Only a number is wanted: how many lines in the records below contain "think"?

- - -

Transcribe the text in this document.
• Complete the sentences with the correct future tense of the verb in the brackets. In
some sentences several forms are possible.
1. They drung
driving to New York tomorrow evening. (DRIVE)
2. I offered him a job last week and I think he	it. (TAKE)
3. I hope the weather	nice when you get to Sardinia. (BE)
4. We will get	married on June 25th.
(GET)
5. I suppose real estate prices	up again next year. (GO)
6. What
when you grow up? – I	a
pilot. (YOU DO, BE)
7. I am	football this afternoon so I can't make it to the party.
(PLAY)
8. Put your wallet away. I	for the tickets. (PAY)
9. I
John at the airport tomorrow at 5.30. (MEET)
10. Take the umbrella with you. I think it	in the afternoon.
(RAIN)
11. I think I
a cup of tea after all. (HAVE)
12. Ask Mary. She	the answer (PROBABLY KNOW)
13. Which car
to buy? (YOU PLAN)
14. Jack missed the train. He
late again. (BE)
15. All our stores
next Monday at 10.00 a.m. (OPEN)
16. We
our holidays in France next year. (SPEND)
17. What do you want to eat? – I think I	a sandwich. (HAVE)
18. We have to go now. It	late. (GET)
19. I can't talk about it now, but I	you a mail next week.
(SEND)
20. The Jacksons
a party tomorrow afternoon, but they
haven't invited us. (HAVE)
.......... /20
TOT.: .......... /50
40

- - -

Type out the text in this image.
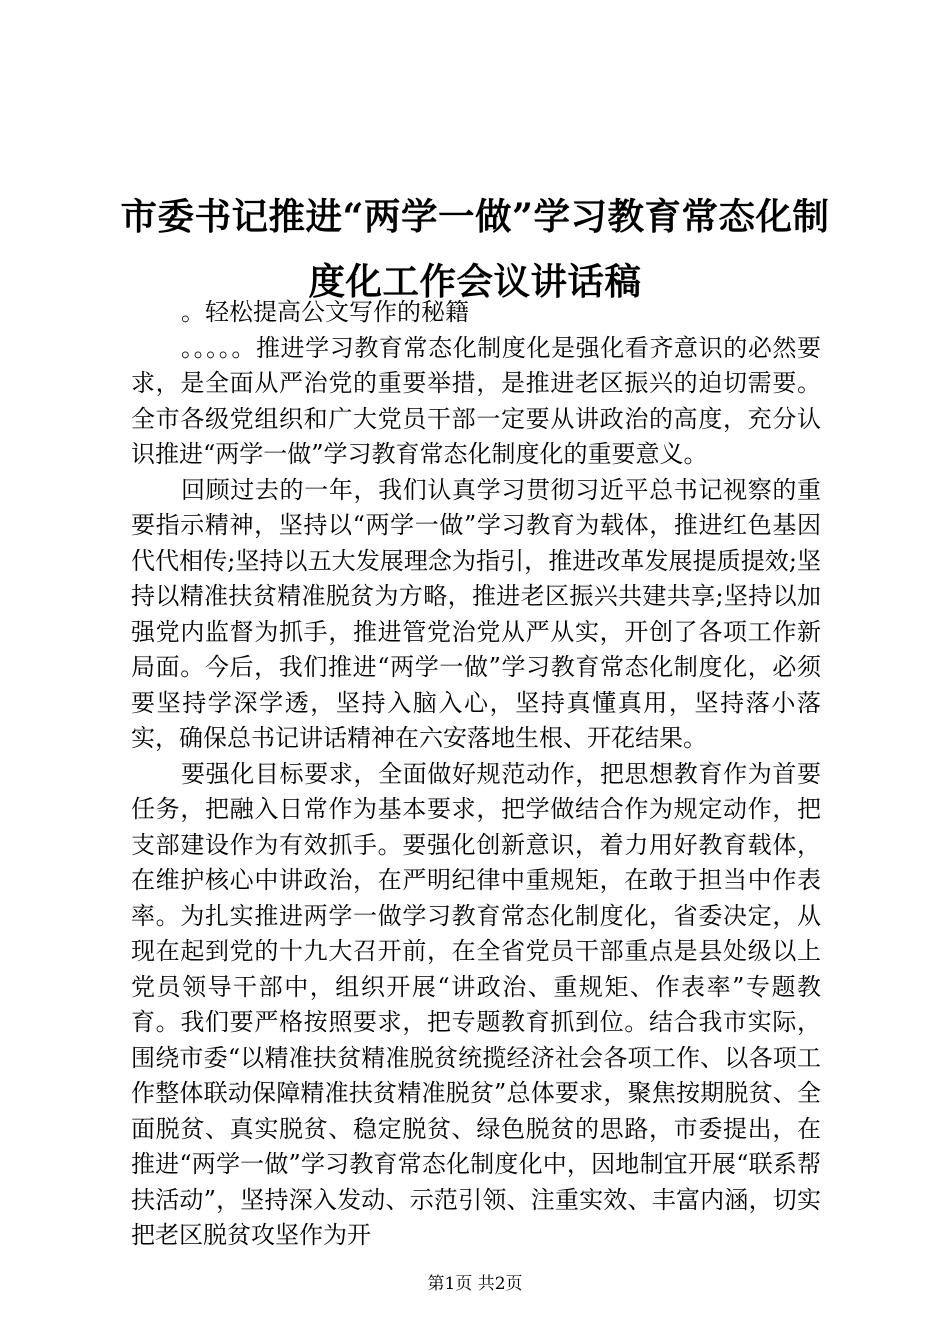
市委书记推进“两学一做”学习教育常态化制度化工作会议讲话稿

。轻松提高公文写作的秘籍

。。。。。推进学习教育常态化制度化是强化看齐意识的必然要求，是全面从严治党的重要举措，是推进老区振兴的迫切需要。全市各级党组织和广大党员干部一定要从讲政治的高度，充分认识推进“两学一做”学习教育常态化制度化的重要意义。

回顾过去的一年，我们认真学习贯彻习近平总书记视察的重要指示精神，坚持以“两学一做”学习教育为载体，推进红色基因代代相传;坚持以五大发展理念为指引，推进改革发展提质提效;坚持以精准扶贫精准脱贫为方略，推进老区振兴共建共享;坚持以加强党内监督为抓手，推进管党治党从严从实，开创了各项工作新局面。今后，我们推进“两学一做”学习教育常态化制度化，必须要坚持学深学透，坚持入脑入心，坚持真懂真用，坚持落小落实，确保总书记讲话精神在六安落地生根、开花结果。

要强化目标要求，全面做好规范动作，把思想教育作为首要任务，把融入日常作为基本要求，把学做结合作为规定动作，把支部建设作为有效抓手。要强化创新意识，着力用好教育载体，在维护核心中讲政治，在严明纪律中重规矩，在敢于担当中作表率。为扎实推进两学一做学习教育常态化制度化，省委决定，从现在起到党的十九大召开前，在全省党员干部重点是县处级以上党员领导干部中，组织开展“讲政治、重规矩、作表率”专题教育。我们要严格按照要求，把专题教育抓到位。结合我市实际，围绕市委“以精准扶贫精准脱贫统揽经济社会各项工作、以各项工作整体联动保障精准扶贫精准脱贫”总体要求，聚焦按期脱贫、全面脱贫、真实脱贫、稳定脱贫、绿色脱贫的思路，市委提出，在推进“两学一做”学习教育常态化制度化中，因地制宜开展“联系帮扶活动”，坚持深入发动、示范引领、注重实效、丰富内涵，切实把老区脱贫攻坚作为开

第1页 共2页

- - -

● TASK ANSWER
4